[START Provided entries]
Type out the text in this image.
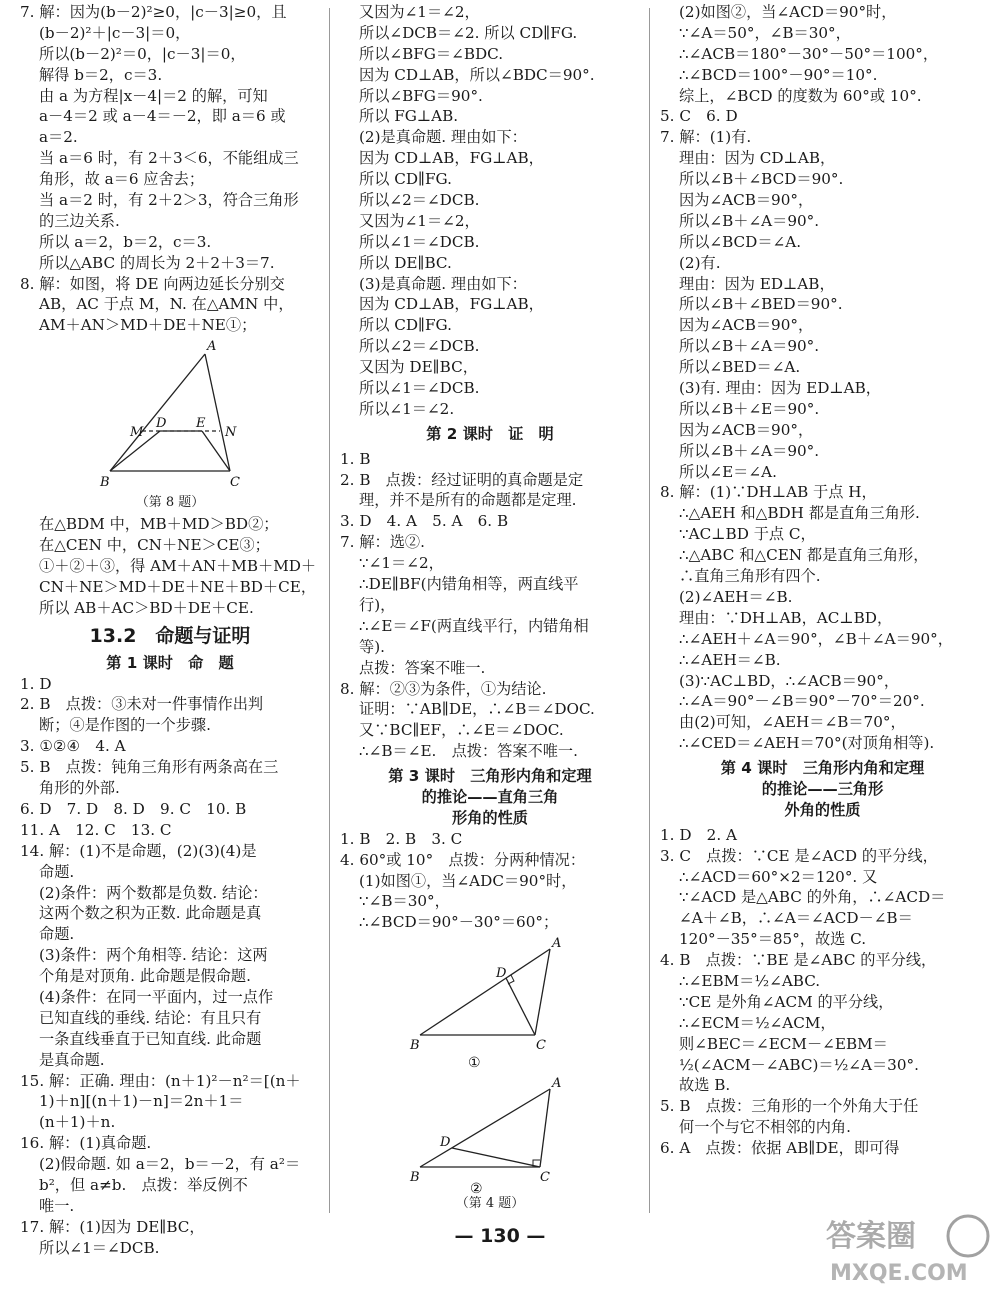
7. 解：因为(b－2)²≥0，|c－3|≥0，且
(b－2)²＋|c－3|＝0，
所以(b－2)²＝0，|c－3|＝0，
解得 b＝2，c＝3.
由 a 为方程|x－4|＝2 的解，可知
a－4＝2 或 a－4＝－2，即 a＝6 或
a＝2.
当 a＝6 时，有 2＋3＜6，不能组成三
角形，故 a＝6 应舍去；
当 a＝2 时，有 2＋2＞3，符合三角形
的三边关系.
所以 a＝2，b＝2，c＝3.
所以△ABC 的周长为 2＋2＋3＝7.
8. 解：如图，将 DE 向两边延长分别交
AB，AC 于点 M，N. 在△AMN 中，
AM＋AN＞MD＋DE＋NE①；
A
M
D E
N
B	C
（第 8 题）
在△BDM 中，MB＋MD＞BD②；
在△CEN 中，CN＋NE＞CE③；
①＋②＋③，得 AM＋AN＋MB＋MD＋
CN＋NE＞MD＋DE＋NE＋BD＋CE，
所以 AB＋AC＞BD＋DE＋CE.
13.2　命题与证明
第 1 课时　命　题
1. D
2. B　点拨：③未对一件事情作出判
断；④是作图的一个步骤.
3. ①②④　4. A
5. B　点拨：钝角三角形有两条高在三
角形的外部.
6. D　7. D　8. D　9. C　10. B
11. A　12. C　13. C
14. 解：(1)不是命题，(2)(3)(4)是
命题.
(2)条件：两个数都是负数. 结论：
这两个数之积为正数. 此命题是真
命题.
(3)条件：两个角相等. 结论：这两
个角是对顶角. 此命题是假命题.
(4)条件：在同一平面内，过一点作
已知直线的垂线. 结论：有且只有
一条直线垂直于已知直线. 此命题
是真命题.
15. 解：正确. 理由：(n＋1)²－n²＝[(n＋
1)＋n][(n＋1)－n]＝2n＋1＝
(n＋1)＋n.
16. 解：(1)真命题.
(2)假命题. 如 a＝2，b＝－2，有 a²＝
b²，但 a≠b.　点拨：举反例不
唯一.
17. 解：(1)因为 DE∥BC，
所以∠1＝∠DCB.
又因为∠1＝∠2，
所以∠DCB＝∠2. 所以 CD∥FG.
所以∠BFG＝∠BDC.
因为 CD⊥AB，所以∠BDC＝90°.
所以∠BFG＝90°.
所以 FG⊥AB.
(2)是真命题. 理由如下：
因为 CD⊥AB，FG⊥AB，
所以 CD∥FG.
所以∠2＝∠DCB.
又因为∠1＝∠2，
所以∠1＝∠DCB.
所以 DE∥BC.
(3)是真命题. 理由如下：
因为 CD⊥AB，FG⊥AB，
所以 CD∥FG.
所以∠2＝∠DCB.
又因为 DE∥BC，
所以∠1＝∠DCB.
所以∠1＝∠2.
第 2 课时　证　明
1. B
2. B　点拨：经过证明的真命题是定
理，并不是所有的命题都是定理.
3. D　4. A　5. A　6. B
7. 解：选②.
∵∠1＝∠2，
∴DE∥BF(内错角相等，两直线平
行)，
∴∠E＝∠F(两直线平行，内错角相
等).
点拨：答案不唯一.
8. 解：②③为条件，①为结论.
证明：∵AB∥DE，∴∠B＝∠DOC.
又∵BC∥EF，∴∠E＝∠DOC.
∴∠B＝∠E.　点拨：答案不唯一.
第 3 课时　三角形内角和定理
的推论——直角三角
形角的性质
1. B　2. B　3. C
4. 60°或 10°　点拨：分两种情况：
(1)如图①，当∠ADC＝90°时，
∵∠B＝30°，
∴∠BCD＝90°－30°＝60°；
A
D
B	C
①
A
D
B	C
②
（第 4 题）
(2)如图②，当∠ACD＝90°时，
∵∠A＝50°，∠B＝30°，
∴∠ACB＝180°－30°－50°＝100°，
∴∠BCD＝100°－90°＝10°.
综上，∠BCD 的度数为 60°或 10°.
5. C　6. D
7. 解：(1)有.
理由：因为 CD⊥AB，
所以∠B＋∠BCD＝90°.
因为∠ACB＝90°，
所以∠B＋∠A＝90°.
所以∠BCD＝∠A.
(2)有.
理由：因为 ED⊥AB，
所以∠B＋∠BED＝90°.
因为∠ACB＝90°，
所以∠B＋∠A＝90°.
所以∠BED＝∠A.
(3)有. 理由：因为 ED⊥AB，
所以∠B＋∠E＝90°.
因为∠ACB＝90°，
所以∠B＋∠A＝90°.
所以∠E＝∠A.
8. 解：(1)∵DH⊥AB 于点 H，
∴△AEH 和△BDH 都是直角三角形.
∵AC⊥BD 于点 C，
∴△ABC 和△CEN 都是直角三角形，
∴直角三角形有四个.
(2)∠AEH＝∠B.
理由：∵DH⊥AB，AC⊥BD，
∴∠AEH＋∠A＝90°，∠B＋∠A＝90°，
∴∠AEH＝∠B.
(3)∵AC⊥BD，∴∠ACB＝90°，
∴∠A＝90°－∠B＝90°－70°＝20°.
由(2)可知，∠AEH＝∠B＝70°，
∴∠CED＝∠AEH＝70°(对顶角相等).
第 4 课时　三角形内角和定理
的推论——三角形
外角的性质
1. D　2. A
3. C　点拨：∵CE 是∠ACD 的平分线，
∴∠ACD＝60°×2＝120°. 又
∵∠ACD 是△ABC 的外角，∴∠ACD＝
∠A＋∠B，∴∠A＝∠ACD－∠B＝
120°－35°＝85°，故选 C.
4. B　点拨：∵BE 是∠ABC 的平分线，
∴∠EBM＝½∠ABC.
∵CE 是外角∠ACM 的平分线，
∴∠ECM＝½∠ACM，
则∠BEC＝∠ECM－∠EBM＝
½(∠ACM－∠ABC)＝½∠A＝30°.
故选 B.
5. B　点拨：三角形的一个外角大于任
何一个与它不相邻的内角.
6. A　点拨：依据 AB∥DE，即可得
— 130 —	答案圈
MXQE.COM
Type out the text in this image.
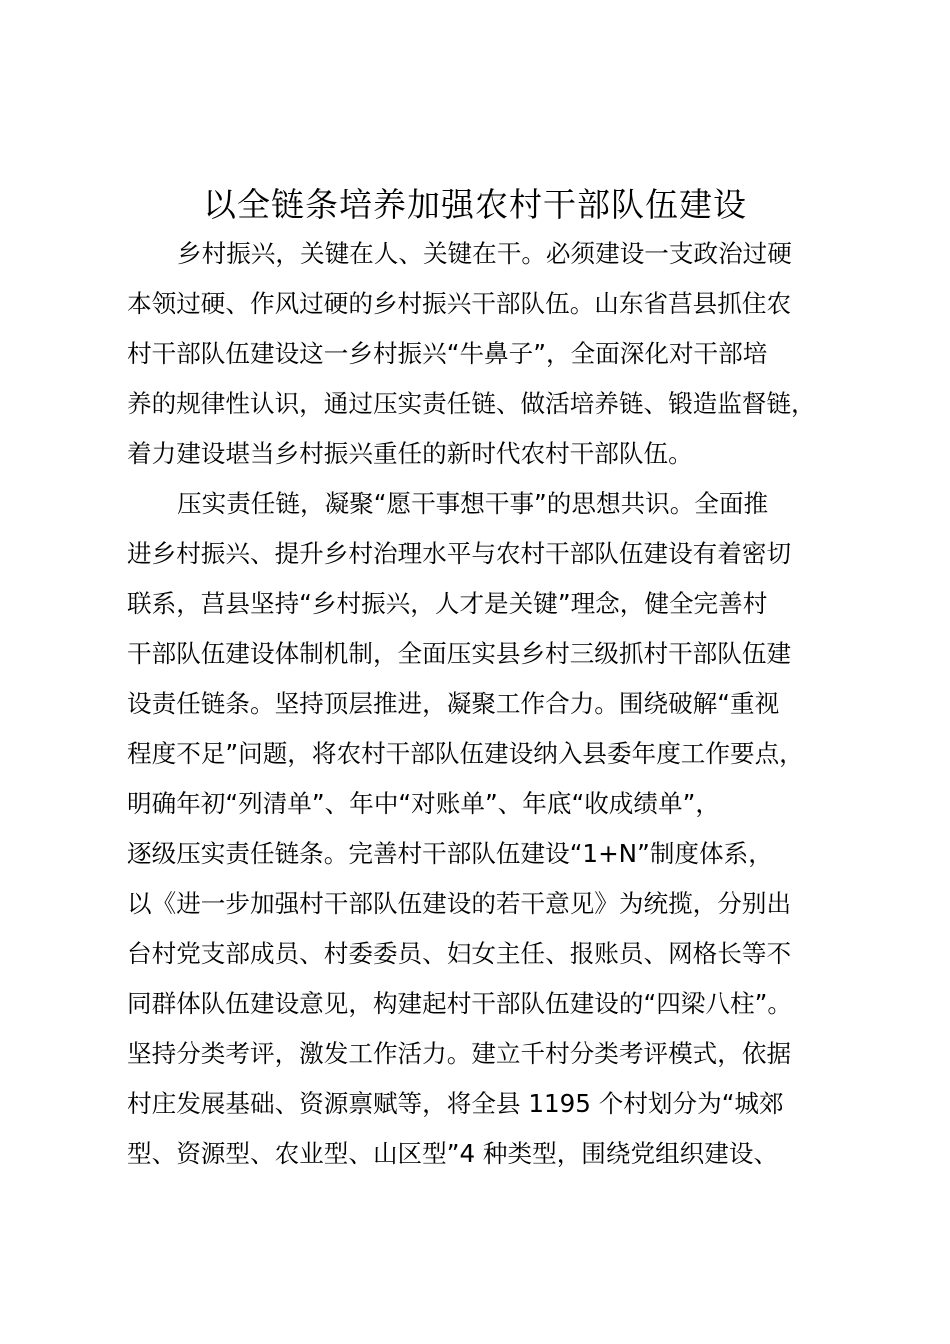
以全链条培养加强农村干部队伍建设
乡村振兴，关键在人、关键在干。必须建设一支政治过硬
本领过硬、作风过硬的乡村振兴干部队伍。山东省莒县抓住农
村干部队伍建设这一乡村振兴“牛鼻子”，全面深化对干部培
养的规律性认识，通过压实责任链、做活培养链、锻造监督链，
着力建设堪当乡村振兴重任的新时代农村干部队伍。
压实责任链，凝聚“愿干事想干事”的思想共识。全面推
进乡村振兴、提升乡村治理水平与农村干部队伍建设有着密切
联系，莒县坚持“乡村振兴，人才是关键”理念，健全完善村
干部队伍建设体制机制，全面压实县乡村三级抓村干部队伍建
设责任链条。坚持顶层推进，凝聚工作合力。围绕破解“重视
程度不足”问题，将农村干部队伍建设纳入县委年度工作要点，
明确年初“列清单”、年中“对账单”、年底“收成绩单”，
逐级压实责任链条。完善村干部队伍建设“1+N”制度体系，
以《进一步加强村干部队伍建设的若干意见》为统揽，分别出
台村党支部成员、村委委员、妇女主任、报账员、网格长等不
同群体队伍建设意见，构建起村干部队伍建设的“四梁八柱”。
坚持分类考评，激发工作活力。建立千村分类考评模式，依据
村庄发展基础、资源禀赋等，将全县 1195 个村划分为“城郊
型、资源型、农业型、山区型”4 种类型，围绕党组织建设、
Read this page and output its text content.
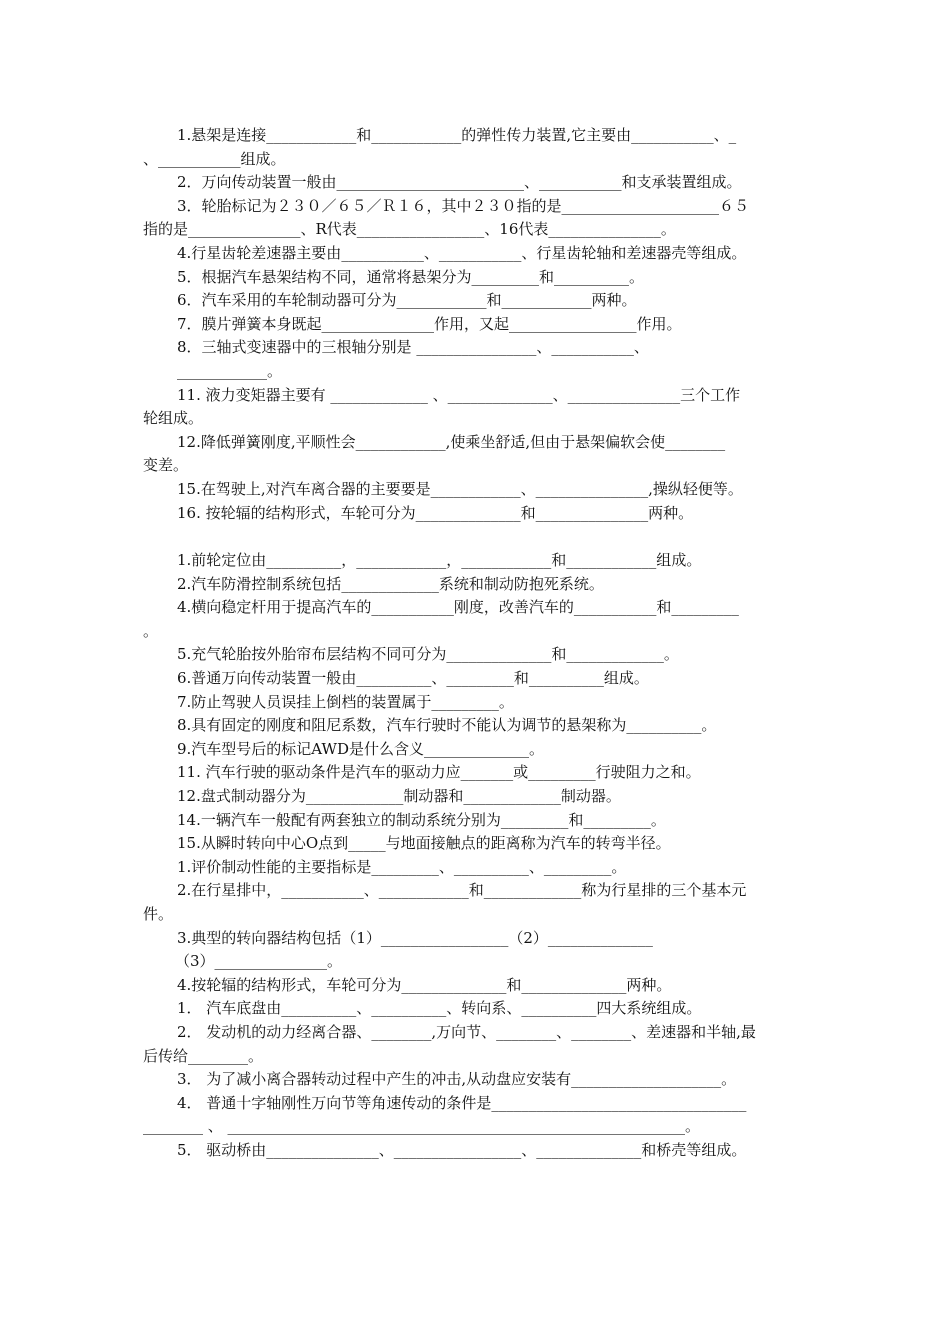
1.悬架是连接____________和____________的弹性传力装置,它主要由___________、_

、___________组成。

2．万向传动装置一般由_________________________、___________和支承装置组成。

3．轮胎标记为２３０／６５／Ｒ１６，其中２３０指的是_____________________６５

指的是_______________、R代表_________________、16代表_______________。

4.行星齿轮差速器主要由___________、___________、行星齿轮轴和差速器壳等组成。

5．根据汽车悬架结构不同，通常将悬架分为_________和__________。

6．汽车采用的车轮制动器可分为____________和____________两种。

7．膜片弹簧本身既起_______________作用，又起_________________作用。

8．三轴式变速器中的三根轴分别是 ________________、___________、

____________。

11. 液力变矩器主要有 _____________ 、______________、_______________三个工作

轮组成。

12.降低弹簧刚度,平顺性会____________,使乘坐舒适,但由于悬架偏软会使________

变差。

15.在驾驶上,对汽车离合器的主要要是____________、_______________,操纵轻便等。

16. 按轮辐的结构形式，车轮可分为______________和_______________两种。

1.前轮定位由__________，____________，____________和____________组成。

2.汽车防滑控制系统包括_____________系统和制动防抱死系统。

4.横向稳定杆用于提高汽车的___________刚度，改善汽车的___________和_________

。

5.充气轮胎按外胎帘布层结构不同可分为______________和_____________。

6.普通万向传动装置一般由__________、_________和__________组成。

7.防止驾驶人员误挂上倒档的装置属于_________。

8.具有固定的刚度和阻尼系数，汽车行驶时不能认为调节的悬架称为__________。

9.汽车型号后的标记AWD是什么含义______________。

11. 汽车行驶的驱动条件是汽车的驱动力应_______或_________行驶阻力之和。

12.盘式制动器分为_____________制动器和_____________制动器。

14.一辆汽车一般配有两套独立的制动系统分别为_________和_________。

15.从瞬时转向中心O点到_____与地面接触点的距离称为汽车的转弯半径。

1.评价制动性能的主要指标是_________、__________、_________。

2.在行星排中，___________、____________和_____________称为行星排的三个基本元

件。

3.典型的转向器结构包括（1）_________________（2）______________

（3）_______________。

4.按轮辐的结构形式，车轮可分为______________和______________两种。

1． 汽车底盘由__________、__________、转向系、__________四大系统组成。

2． 发动机的动力经离合器、________,万向节、________、________、差速器和半轴,最

后传给________。

3． 为了减小离合器转动过程中产生的冲击,从动盘应安装有____________________。

4． 普通十字轴刚性万向节等角速传动的条件是__________________________________

________ 、 _____________________________________________________________。

5． 驱动桥由_______________、_________________、______________和桥壳等组成。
[END Provided entries]
Work to do >>
Which lines in the records above contain the string "按轮辐的结构形式"? Copy each one.

Result >>
16. 按轮辐的结构形式，车轮可分为______________和_______________两种。
4.按轮辐的结构形式，车轮可分为______________和______________两种。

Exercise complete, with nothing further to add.